---------- Page excerpt

Silver Shetland ponies?

I’m often involved in discussions of silver Shetland ponies and presenting the facts we know about the subject for sure, often leads to either the original post to disappear on Facebook or people sending private messages asking why I hate silver Shetland ponies and telling me to stop hunting them and commenting about it. Well in my blog I have free speach about it and after this I have a place to link to when ever then next person asks what I know about silver in Shetlands.

Lets start by saying, I do not hate silver, anyway I don’t when it is found originally in Shetland. In breeds where it belongs it is lovely, I must admit I was pretty disappointed when the test of our Finnhorse came back negative. What I don’t like is the fact that the people, could one say responsible, of taking silver into Shetlands, do not stand up in the discussions and tell the facts about how Silbersee’s Luxus (with relatives from the same maternal line) in Germany, happens to be the only known silver coloured ponies registered as Shetlands and where the link in these ponies to a proven silver ancestor in the UK/Shetland islands is. The only answers people who ask gets is: ”He is registered as Shetland pony, accept it” and end of discussion – or be deleted.

--------------------

Task instructions
#1 In the post about silver Shetland ponies, which pony in Germany is named as one of the only known silver-colored ponies registered as Shetlands?
#2 Pick up the post about silver Shetland ponies right after its last sentence and write the next few sentences in the same voice.
The listing that comes next has no connection to the post about silver Shetland ponies.

---------- Dataset content

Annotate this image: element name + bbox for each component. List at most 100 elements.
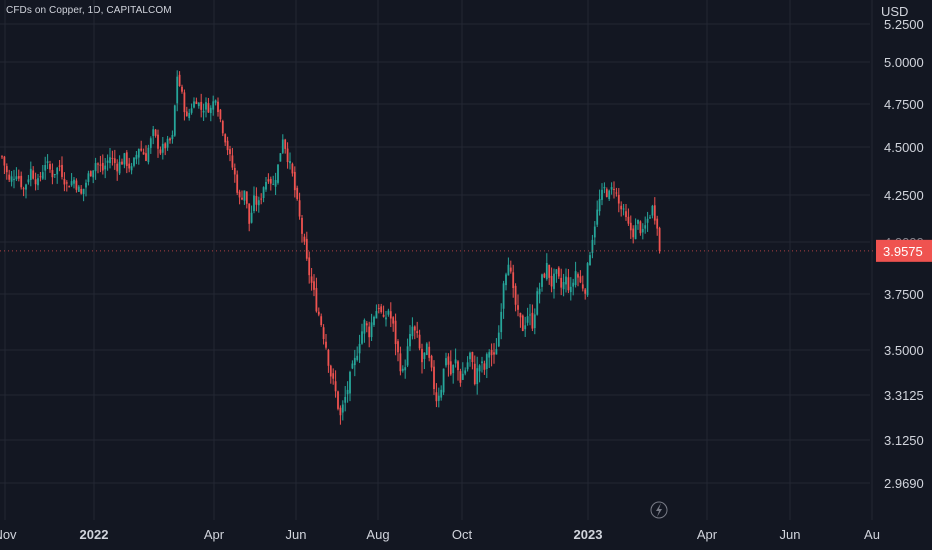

--------------------

Responses by task
#1 Silbersee’s Luxus

#2
So why is this answer not enough? For example, for many years you could not in Finland register ponies born in East Germany as Shetland ponies if they did not have proven Shetland pony bloodlines, why? Because it was a well known fact that in Germany they mixed breeds and were not as exact with keeping the breed pure as in other countries so ”Shetland ponies” from DDR could be mixed with other smaller of bigger breeds. Germany still is the only country with a partbred Shetland breed (as far as I know the only country) and I have seen official studbook papers of German ”Shetland ponies” which have partbred ancestors in the 3rd and 4th generation – still registered as purebred Shetland ponies, which would not be possible in any other country. So for example a miniature horse with silver mixed in an ancestor and added forward with purebred Shetlands a few generations, to make a silver purebred Shetland is still possible. To make a long story short, purebred Shetland ponies from Germany are convincing only when you can trace their bloodlines to UK ponies – or at least Dutch. If it ends in German ponies, it just is unreliable. So to start with, if the only silver Shetlands was found in Germany, the first thing to do is to be 100% sure of their purebred bloodlines!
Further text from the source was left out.